Der für den 24. Juni anstehende Johannistag folgt auf die Sommersonnenwende am 21. Juni. Zwischen Sommersonnenwende und Johanni mit Johannesfeuern, Sonnenfeuern wird Europa die Entscheidung über Brexit ja oder Brexit nein wohl mehr beschäftigen. Wende ja oder nein. Den einzelnen Europäer interessiert vielleicht in diesen Tagen, ob es regnet oder nicht, ob die Schafskälte endlich vorbei ist, Glühwürmchen fliegen, auch Johannisbeeren auf dem Markt sind, ob beim Fußball ein Tor fällt oder nicht, ob man den Erdbeermond, Junimond nicht verpasst, ob man zuhause sein muss oder nicht, besser geblieben wäre oder nicht, ob man richtig angezogen ist oder falsch, ob bei Gewitter ins Wasser gegangen wird oder auf gar keinen Fall und was man bei Gewitter macht in einem Boot. Was kauft man sich jetzt für die Überfahrt und den Weltuntergang? Das Projekt Wohnung, Location, Zuhause hängt in der Luft, Bilder noch an Nägeln, Leben am seidenen Faden. Was könnte man noch gebrauchen? Wo ist was schief gewickelt und noch gerade zu rücken? Wer hat gerufen? The answer my friend …
Viele Schuldhaber machen sich einfach ständig schuldig. Zwar gab es schon immer welche – Nachbarn, Verwandte, Menschen in öffentlichen Verkehrsmitteln und Gebäuden z.B., Immobilienbesitzer, Lehrer –, aber 2010 wurden es ruckartig mehr. Seitdem kein Ende abzusehen. „Wo endet das?“, fragte deshalb gestern jemand. Man könnte erstmal sagen: Im Niemandsland, damit überhaupt eine Antwort da ist. Wie wenn man dem Hund was hinschmeißen muss, damit er reflexartig zunächst danach schnappt.

### Einträge
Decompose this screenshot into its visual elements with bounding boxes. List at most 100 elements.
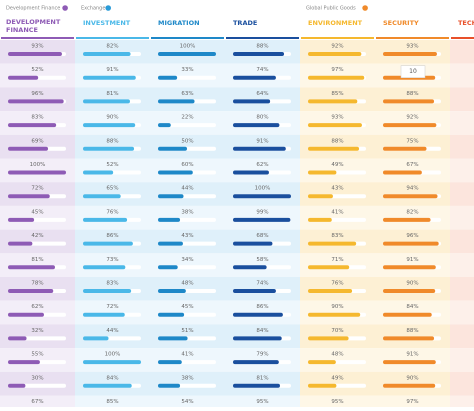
bar bbox=[8, 383, 26, 388]
value-label: 88% bbox=[256, 44, 268, 50]
value-label: 81% bbox=[106, 91, 118, 97]
bar bbox=[383, 170, 422, 175]
row-bg bbox=[75, 324, 150, 349]
column-header[interactable]: INVESTMENT bbox=[83, 19, 131, 27]
value-label: 78% bbox=[31, 281, 43, 287]
bar bbox=[158, 360, 182, 365]
row-bg bbox=[300, 134, 375, 159]
value-label: 71% bbox=[331, 257, 343, 263]
bar bbox=[308, 241, 357, 246]
row-bg bbox=[300, 40, 375, 64]
row-bg bbox=[450, 63, 474, 88]
bar bbox=[308, 170, 337, 175]
row-bg bbox=[150, 253, 225, 277]
row-bg bbox=[375, 324, 450, 349]
bar bbox=[308, 217, 332, 222]
row-bg bbox=[0, 158, 75, 183]
row-bg bbox=[75, 300, 150, 325]
value-label: 43% bbox=[331, 186, 343, 192]
row-bg bbox=[150, 205, 225, 230]
row-bg bbox=[450, 111, 474, 135]
row-bg bbox=[375, 300, 450, 325]
value-label: 44% bbox=[181, 186, 193, 192]
row-bg bbox=[450, 277, 474, 301]
value-label: 49% bbox=[331, 375, 343, 381]
row-bg bbox=[150, 40, 225, 64]
value-label: 50% bbox=[181, 138, 193, 144]
bar bbox=[233, 75, 276, 80]
bar bbox=[308, 265, 350, 270]
value-label: 54% bbox=[181, 399, 193, 405]
value-label: 45% bbox=[31, 209, 43, 215]
row-bg bbox=[0, 205, 75, 230]
value-label: 55% bbox=[31, 352, 43, 358]
value-label: 38% bbox=[181, 209, 193, 215]
value-label: 69% bbox=[31, 138, 43, 144]
value-label: 97% bbox=[331, 67, 343, 73]
value-label: 65% bbox=[106, 186, 118, 192]
column-header[interactable]: ENVIRONMENT bbox=[308, 19, 363, 27]
row-bg bbox=[225, 158, 300, 183]
row-bg bbox=[75, 158, 150, 183]
bar bbox=[83, 336, 109, 341]
help-icon[interactable] bbox=[362, 5, 368, 11]
value-label: 48% bbox=[181, 281, 193, 287]
value-label: 41% bbox=[331, 209, 343, 215]
bar bbox=[8, 360, 40, 365]
column-header-bg bbox=[75, 0, 150, 40]
help-icon[interactable] bbox=[62, 5, 68, 11]
column-header[interactable]: TECH bbox=[458, 19, 474, 27]
bar bbox=[383, 383, 436, 388]
value-label: 76% bbox=[331, 281, 343, 287]
bar bbox=[8, 289, 54, 293]
bar bbox=[308, 146, 360, 151]
column-header-bg bbox=[150, 0, 225, 40]
column-underline bbox=[151, 37, 224, 39]
row-bg bbox=[375, 253, 450, 277]
row-bg bbox=[75, 277, 150, 301]
row-bg bbox=[75, 63, 150, 88]
row-bg bbox=[450, 87, 474, 112]
column-header[interactable]: MIGRATION bbox=[158, 19, 200, 27]
value-label: 81% bbox=[31, 257, 43, 263]
row-bg bbox=[450, 371, 474, 396]
row-bg bbox=[0, 324, 75, 349]
column-underline bbox=[301, 37, 374, 39]
bar bbox=[158, 146, 187, 151]
value-label: 95% bbox=[331, 399, 343, 405]
row-bg bbox=[225, 253, 300, 277]
bar bbox=[8, 75, 39, 80]
row-bg bbox=[0, 253, 75, 277]
value-label: 84% bbox=[106, 375, 118, 381]
row-bg bbox=[150, 87, 225, 112]
value-label: 74% bbox=[256, 67, 268, 73]
help-icon[interactable] bbox=[105, 5, 111, 11]
row-bg bbox=[300, 158, 375, 183]
bar bbox=[383, 312, 432, 317]
value-label: 88% bbox=[406, 328, 418, 334]
bar bbox=[308, 336, 349, 341]
bar bbox=[308, 312, 361, 317]
row-bg bbox=[75, 229, 150, 254]
column-underline bbox=[1, 37, 74, 39]
row-bg bbox=[225, 182, 300, 206]
bar bbox=[158, 194, 184, 199]
row-bg bbox=[150, 348, 225, 372]
bar bbox=[8, 217, 35, 222]
value-label: 85% bbox=[331, 91, 343, 97]
value-label: 48% bbox=[331, 352, 343, 358]
value-label: 93% bbox=[331, 115, 343, 121]
column-header[interactable]: SECURITY bbox=[383, 19, 419, 27]
bar bbox=[83, 75, 136, 80]
row-bg bbox=[75, 40, 150, 64]
bar bbox=[233, 289, 276, 293]
row-bg bbox=[0, 371, 75, 396]
row-bg bbox=[0, 87, 75, 112]
column-header[interactable]: DEVELOPMENT FINANCE bbox=[6, 18, 61, 34]
row-bg bbox=[375, 87, 450, 112]
value-label: 83% bbox=[331, 233, 343, 239]
column-header[interactable]: TRADE bbox=[233, 19, 257, 27]
column-header-bg bbox=[300, 0, 375, 40]
bar bbox=[83, 312, 125, 317]
bar bbox=[308, 99, 358, 104]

### Aufgabe
Führe den vorgegebenen Text im Anschluss an seinen letzten Satz fort. Die Einträge werden hierfür nicht benötigt.

### Antwort folgt
Vor Kurzem noch konnte man in Deutschland täglich erfahren, dass Griechenland und speziell die Griechen die ganze Euro-Zone in Gefahr brächten. Schulden haben und schuld sind. Pools bauen bis zum Abwinken, und der deutsche Steuerzahler soll dafür blechen. Bis zum Juli 2015 wurde das kaum relativiert. Politik und Medien rechneten und erzählten es immer wieder vor, wie unberechenbar, unverschämt, gefährlich die Griechen Nichtgriechen werden können. Ein Mann sagte am Potsdamer Platz in eine Kamera, man müsse den Griechen die Pistole auf die Brust setzen. Und kurz darauf verkündete der Politiker Thomas Strobl: „Der Grieche hat jetzt lang genug genervt.“ Als wäre ein Knopf nicht mehr gedrückt worden, reduzierten sich von da an die Schlagzeilen zu Griechenland massiv oder waren ganz und gar verschwunden. Oder wurden ersetzt durch Schlagzeilen zu den so genannten Flüchtlingen.
Während das Wort „Griechen“ eher an „kriechen“ und „Kriechtiere“ erinnert, kann einem beim Wort „Flüchtling“ eher „Schmetterling“ in den Sinn kommen. Und „Flüchtiges“. Gedanken sind flüchtig, Gesten, Gase, Geruch, Pferde sind Flüchter und werden gezüchtet. Schnell verfliegt etwas und löst sich auf. In Wolken oder Schwärmen zieht es davon. Schwerelos. Ganz leicht und lautlos. Eine Weile ist es da, dann nicht mehr. Es muss vielleicht nur gelüftet werden. Möglicherweise helfen Fön oder Heizlüfter oder ein Gebläse. Pegasus hat Flügel. Der schafft es von allein. Von Griechenland hört man kaum noch was, von Griechen eigentlich auch nicht. Wahrscheinlich haben die sich erledigt. Einen Augenblick war es fast ruhig geworden. In Berlin ließ Innensenator Henkel ein Camp am Oranienplatz räumen. Asyl wurde gefordert. Irgendwas wird immer gewollt, ausgelöst, verschuldet. Dafür braucht es eine Lösung oder Verflüchtigung.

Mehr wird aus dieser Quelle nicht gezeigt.